--- PROVIDED INFORMATION ---

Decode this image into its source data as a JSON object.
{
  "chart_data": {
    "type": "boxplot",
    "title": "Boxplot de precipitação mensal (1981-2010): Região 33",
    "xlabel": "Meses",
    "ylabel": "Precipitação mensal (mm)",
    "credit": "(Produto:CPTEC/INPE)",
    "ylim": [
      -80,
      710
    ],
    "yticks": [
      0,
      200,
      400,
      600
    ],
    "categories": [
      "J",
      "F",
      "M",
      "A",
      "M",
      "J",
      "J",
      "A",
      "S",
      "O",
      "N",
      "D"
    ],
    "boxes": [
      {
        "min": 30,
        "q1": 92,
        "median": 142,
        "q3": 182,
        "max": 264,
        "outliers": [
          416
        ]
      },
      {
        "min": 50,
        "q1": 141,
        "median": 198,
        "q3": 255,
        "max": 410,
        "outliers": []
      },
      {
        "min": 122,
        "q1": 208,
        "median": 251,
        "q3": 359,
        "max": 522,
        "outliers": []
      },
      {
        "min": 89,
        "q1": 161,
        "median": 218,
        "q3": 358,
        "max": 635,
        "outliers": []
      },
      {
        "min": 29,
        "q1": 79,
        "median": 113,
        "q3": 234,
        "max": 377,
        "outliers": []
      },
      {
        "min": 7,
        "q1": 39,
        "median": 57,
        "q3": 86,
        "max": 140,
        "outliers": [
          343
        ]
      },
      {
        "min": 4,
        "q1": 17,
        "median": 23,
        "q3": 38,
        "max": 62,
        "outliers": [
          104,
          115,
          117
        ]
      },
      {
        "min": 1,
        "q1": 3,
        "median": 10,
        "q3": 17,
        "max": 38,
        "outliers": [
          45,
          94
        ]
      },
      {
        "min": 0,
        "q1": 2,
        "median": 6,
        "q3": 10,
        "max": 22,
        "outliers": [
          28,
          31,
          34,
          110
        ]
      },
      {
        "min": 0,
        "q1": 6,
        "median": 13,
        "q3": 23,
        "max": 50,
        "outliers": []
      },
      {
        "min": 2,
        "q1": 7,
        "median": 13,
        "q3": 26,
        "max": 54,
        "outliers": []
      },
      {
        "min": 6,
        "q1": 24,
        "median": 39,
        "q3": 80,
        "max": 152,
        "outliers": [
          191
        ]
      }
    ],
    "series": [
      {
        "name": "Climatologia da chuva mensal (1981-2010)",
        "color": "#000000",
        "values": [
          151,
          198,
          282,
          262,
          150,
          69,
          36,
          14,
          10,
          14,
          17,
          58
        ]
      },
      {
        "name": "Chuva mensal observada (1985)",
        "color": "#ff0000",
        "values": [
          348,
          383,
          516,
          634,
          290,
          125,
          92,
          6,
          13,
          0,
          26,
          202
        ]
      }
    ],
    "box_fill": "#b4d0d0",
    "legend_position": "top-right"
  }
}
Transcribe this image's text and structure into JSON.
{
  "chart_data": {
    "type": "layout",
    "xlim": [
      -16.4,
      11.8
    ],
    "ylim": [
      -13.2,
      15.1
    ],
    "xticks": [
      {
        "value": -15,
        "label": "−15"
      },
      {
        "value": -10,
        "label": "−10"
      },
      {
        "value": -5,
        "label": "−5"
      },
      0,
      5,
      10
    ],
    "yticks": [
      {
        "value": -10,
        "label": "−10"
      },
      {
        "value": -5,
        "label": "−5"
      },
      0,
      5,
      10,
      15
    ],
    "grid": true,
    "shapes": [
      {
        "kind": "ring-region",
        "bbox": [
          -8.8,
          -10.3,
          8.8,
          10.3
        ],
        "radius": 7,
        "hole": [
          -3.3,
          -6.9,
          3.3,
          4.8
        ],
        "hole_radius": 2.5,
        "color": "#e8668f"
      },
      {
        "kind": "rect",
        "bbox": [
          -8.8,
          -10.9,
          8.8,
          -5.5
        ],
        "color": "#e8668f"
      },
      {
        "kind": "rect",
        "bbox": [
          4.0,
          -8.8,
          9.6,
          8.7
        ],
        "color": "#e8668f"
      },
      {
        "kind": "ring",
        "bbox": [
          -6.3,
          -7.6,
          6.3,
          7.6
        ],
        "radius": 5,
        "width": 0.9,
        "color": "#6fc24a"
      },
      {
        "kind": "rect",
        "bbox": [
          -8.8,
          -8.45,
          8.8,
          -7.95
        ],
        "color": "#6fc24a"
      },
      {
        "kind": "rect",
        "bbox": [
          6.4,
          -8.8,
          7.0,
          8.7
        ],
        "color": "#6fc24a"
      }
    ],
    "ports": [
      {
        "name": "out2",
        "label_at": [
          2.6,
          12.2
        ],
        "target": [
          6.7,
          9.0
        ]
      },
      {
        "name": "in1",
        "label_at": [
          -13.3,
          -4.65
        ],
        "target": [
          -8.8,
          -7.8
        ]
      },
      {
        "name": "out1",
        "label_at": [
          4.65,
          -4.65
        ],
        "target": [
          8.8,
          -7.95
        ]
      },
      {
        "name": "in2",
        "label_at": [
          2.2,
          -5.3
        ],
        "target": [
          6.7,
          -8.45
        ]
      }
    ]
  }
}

---
--- PROVIDED INFORMATION ---

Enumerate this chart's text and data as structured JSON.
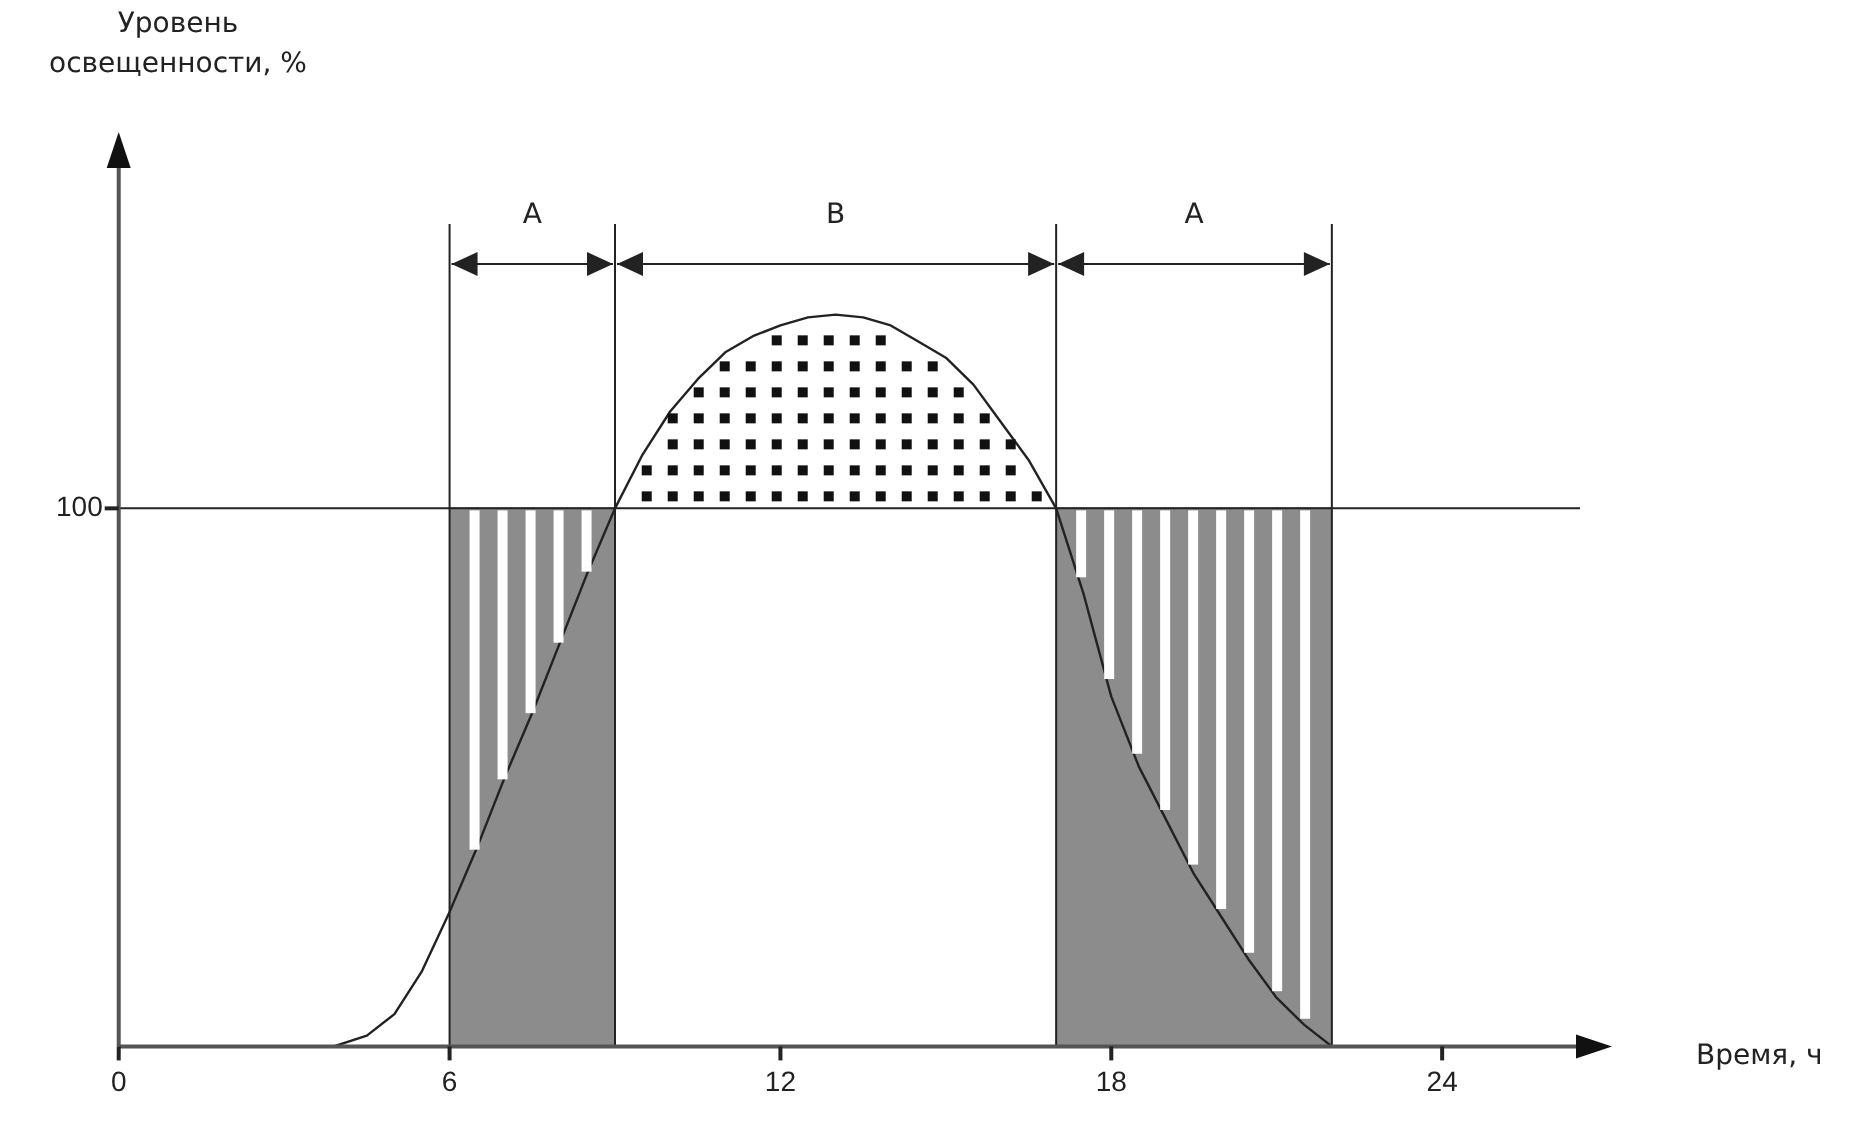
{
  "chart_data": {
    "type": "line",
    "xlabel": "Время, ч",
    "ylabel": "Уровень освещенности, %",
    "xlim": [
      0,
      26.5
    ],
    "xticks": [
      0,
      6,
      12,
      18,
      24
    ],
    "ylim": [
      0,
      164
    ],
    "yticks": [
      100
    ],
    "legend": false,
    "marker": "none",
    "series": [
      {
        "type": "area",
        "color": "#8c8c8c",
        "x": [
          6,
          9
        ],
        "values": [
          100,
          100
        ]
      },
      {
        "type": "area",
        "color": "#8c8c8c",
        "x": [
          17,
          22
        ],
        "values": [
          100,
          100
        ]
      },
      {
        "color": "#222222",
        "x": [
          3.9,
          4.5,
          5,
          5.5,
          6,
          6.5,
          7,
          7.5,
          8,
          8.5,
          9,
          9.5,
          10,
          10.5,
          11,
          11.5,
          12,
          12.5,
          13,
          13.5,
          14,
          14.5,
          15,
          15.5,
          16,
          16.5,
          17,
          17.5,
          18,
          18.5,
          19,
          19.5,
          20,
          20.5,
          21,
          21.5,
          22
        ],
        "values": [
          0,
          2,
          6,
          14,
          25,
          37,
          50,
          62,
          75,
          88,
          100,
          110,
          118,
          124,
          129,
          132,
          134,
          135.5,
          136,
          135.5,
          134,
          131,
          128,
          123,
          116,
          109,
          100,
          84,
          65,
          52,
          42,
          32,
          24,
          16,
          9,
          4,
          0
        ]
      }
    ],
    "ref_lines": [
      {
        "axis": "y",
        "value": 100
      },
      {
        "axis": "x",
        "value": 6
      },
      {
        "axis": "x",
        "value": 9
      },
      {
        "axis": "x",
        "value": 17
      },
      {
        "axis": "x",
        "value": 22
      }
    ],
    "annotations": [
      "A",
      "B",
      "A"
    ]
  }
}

---

#### WHAT THE EXERCISE ASKS:
Find each line holding "ylabel". Copy it out.

#### IN RESPONSE:
    "ylabel": "Precipitação mensal (mm)",
    "ylabel": "Уровень освещенности, %",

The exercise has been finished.